**Stored data entries:**
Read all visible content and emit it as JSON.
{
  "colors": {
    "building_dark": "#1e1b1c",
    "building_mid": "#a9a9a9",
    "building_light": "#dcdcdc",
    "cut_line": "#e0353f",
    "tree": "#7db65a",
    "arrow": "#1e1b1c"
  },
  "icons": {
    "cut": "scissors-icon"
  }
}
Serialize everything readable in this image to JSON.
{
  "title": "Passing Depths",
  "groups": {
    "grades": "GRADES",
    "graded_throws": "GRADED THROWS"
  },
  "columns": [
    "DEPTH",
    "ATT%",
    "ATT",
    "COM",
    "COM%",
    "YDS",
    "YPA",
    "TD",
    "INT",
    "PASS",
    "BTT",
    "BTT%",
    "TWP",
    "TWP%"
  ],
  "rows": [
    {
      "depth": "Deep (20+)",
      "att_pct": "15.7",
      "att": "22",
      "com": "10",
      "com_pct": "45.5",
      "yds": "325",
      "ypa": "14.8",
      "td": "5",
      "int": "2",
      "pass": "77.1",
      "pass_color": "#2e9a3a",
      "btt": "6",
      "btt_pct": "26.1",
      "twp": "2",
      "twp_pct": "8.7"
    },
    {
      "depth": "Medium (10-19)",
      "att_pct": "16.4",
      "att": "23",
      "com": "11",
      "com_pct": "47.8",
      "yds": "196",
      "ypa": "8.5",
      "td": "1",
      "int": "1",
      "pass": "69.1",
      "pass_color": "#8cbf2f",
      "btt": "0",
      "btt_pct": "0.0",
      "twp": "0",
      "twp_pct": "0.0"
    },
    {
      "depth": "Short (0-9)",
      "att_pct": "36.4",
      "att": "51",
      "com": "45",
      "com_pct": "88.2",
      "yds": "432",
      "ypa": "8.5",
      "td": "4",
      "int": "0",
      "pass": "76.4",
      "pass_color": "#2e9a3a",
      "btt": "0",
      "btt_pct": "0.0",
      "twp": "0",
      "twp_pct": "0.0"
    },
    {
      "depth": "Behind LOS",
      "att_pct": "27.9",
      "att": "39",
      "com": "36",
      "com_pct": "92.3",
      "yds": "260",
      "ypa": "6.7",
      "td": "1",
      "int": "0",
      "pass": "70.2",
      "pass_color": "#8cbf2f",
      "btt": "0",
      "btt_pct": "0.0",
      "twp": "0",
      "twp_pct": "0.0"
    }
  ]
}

**DIRECTIONS FOR THIS TASK:** Nothing should be changed: write out all of the data as is.

**IN RESPONSE:**
Read all visible content and emit it as JSON.
{
  "colors": {
    "building_dark": "#1e1b1c",
    "building_mid": "#a9a9a9",
    "building_light": "#dcdcdc",
    "cut_line": "#e0353f",
    "tree": "#7db65a",
    "arrow": "#1e1b1c"
  },
  "icons": {
    "cut": "scissors-icon"
  }
}
Serialize everything readable in this image to JSON.
{
  "title": "Passing Depths",
  "groups": {
    "grades": "GRADES",
    "graded_throws": "GRADED THROWS"
  },
  "columns": [
    "DEPTH",
    "ATT%",
    "ATT",
    "COM",
    "COM%",
    "YDS",
    "YPA",
    "TD",
    "INT",
    "PASS",
    "BTT",
    "BTT%",
    "TWP",
    "TWP%"
  ],
  "rows": [
    {
      "depth": "Deep (20+)",
      "att_pct": "15.7",
      "att": "22",
      "com": "10",
      "com_pct": "45.5",
      "yds": "325",
      "ypa": "14.8",
      "td": "5",
      "int": "2",
      "pass": "77.1",
      "pass_color": "#2e9a3a",
      "btt": "6",
      "btt_pct": "26.1",
      "twp": "2",
      "twp_pct": "8.7"
    },
    {
      "depth": "Medium (10-19)",
      "att_pct": "16.4",
      "att": "23",
      "com": "11",
      "com_pct": "47.8",
      "yds": "196",
      "ypa": "8.5",
      "td": "1",
      "int": "1",
      "pass": "69.1",
      "pass_color": "#8cbf2f",
      "btt": "0",
      "btt_pct": "0.0",
      "twp": "0",
      "twp_pct": "0.0"
    },
    {
      "depth": "Short (0-9)",
      "att_pct": "36.4",
      "att": "51",
      "com": "45",
      "com_pct": "88.2",
      "yds": "432",
      "ypa": "8.5",
      "td": "4",
      "int": "0",
      "pass": "76.4",
      "pass_color": "#2e9a3a",
      "btt": "0",
      "btt_pct": "0.0",
      "twp": "0",
      "twp_pct": "0.0"
    },
    {
      "depth": "Behind LOS",
      "att_pct": "27.9",
      "att": "39",
      "com": "36",
      "com_pct": "92.3",
      "yds": "260",
      "ypa": "6.7",
      "td": "1",
      "int": "0",
      "pass": "70.2",
      "pass_color": "#8cbf2f",
      "btt": "0",
      "btt_pct": "0.0",
      "twp": "0",
      "twp_pct": "0.0"
    }
  ]
}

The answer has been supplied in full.